Raw data
--------------------------------------------------
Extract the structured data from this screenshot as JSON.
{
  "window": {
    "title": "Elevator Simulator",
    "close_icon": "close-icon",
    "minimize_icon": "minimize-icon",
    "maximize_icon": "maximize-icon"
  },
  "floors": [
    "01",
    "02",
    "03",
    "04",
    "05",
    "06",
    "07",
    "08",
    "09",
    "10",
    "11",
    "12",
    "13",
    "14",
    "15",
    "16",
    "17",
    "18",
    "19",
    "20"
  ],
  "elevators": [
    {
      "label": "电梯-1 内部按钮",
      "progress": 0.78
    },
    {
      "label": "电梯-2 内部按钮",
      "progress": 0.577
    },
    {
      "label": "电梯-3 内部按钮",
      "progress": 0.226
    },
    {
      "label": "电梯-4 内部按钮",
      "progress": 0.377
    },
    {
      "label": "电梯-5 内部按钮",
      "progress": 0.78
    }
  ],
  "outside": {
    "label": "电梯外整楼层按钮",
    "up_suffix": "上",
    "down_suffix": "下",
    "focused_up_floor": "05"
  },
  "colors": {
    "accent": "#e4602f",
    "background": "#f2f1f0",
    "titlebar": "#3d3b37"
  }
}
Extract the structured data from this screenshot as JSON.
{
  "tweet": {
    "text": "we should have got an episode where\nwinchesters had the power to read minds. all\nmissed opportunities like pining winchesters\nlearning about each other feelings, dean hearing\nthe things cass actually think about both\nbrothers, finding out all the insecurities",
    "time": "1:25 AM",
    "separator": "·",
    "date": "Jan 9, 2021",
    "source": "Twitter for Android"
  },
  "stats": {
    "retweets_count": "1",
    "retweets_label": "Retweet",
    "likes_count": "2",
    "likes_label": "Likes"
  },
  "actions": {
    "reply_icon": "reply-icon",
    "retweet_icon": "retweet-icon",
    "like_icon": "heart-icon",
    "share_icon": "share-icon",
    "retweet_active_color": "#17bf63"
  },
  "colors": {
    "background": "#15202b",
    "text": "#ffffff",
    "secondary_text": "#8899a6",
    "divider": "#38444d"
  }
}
--------------------------------------------------
From the records above, extract every entry exactly as given.

Extract the structured data from this screenshot as JSON.
{
  "window": {
    "title": "Elevator Simulator",
    "close_icon": "close-icon",
    "minimize_icon": "minimize-icon",
    "maximize_icon": "maximize-icon"
  },
  "floors": [
    "01",
    "02",
    "03",
    "04",
    "05",
    "06",
    "07",
    "08",
    "09",
    "10",
    "11",
    "12",
    "13",
    "14",
    "15",
    "16",
    "17",
    "18",
    "19",
    "20"
  ],
  "elevators": [
    {
      "label": "电梯-1 内部按钮",
      "progress": 0.78
    },
    {
      "label": "电梯-2 内部按钮",
      "progress": 0.577
    },
    {
      "label": "电梯-3 内部按钮",
      "progress": 0.226
    },
    {
      "label": "电梯-4 内部按钮",
      "progress": 0.377
    },
    {
      "label": "电梯-5 内部按钮",
      "progress": 0.78
    }
  ],
  "outside": {
    "label": "电梯外整楼层按钮",
    "up_suffix": "上",
    "down_suffix": "下",
    "focused_up_floor": "05"
  },
  "colors": {
    "accent": "#e4602f",
    "background": "#f2f1f0",
    "titlebar": "#3d3b37"
  }
}
Extract the structured data from this screenshot as JSON.
{
  "tweet": {
    "text": "we should have got an episode where\nwinchesters had the power to read minds. all\nmissed opportunities like pining winchesters\nlearning about each other feelings, dean hearing\nthe things cass actually think about both\nbrothers, finding out all the insecurities",
    "time": "1:25 AM",
    "separator": "·",
    "date": "Jan 9, 2021",
    "source": "Twitter for Android"
  },
  "stats": {
    "retweets_count": "1",
    "retweets_label": "Retweet",
    "likes_count": "2",
    "likes_label": "Likes"
  },
  "actions": {
    "reply_icon": "reply-icon",
    "retweet_icon": "retweet-icon",
    "like_icon": "heart-icon",
    "share_icon": "share-icon",
    "retweet_active_color": "#17bf63"
  },
  "colors": {
    "background": "#15202b",
    "text": "#ffffff",
    "secondary_text": "#8899a6",
    "divider": "#38444d"
  }
}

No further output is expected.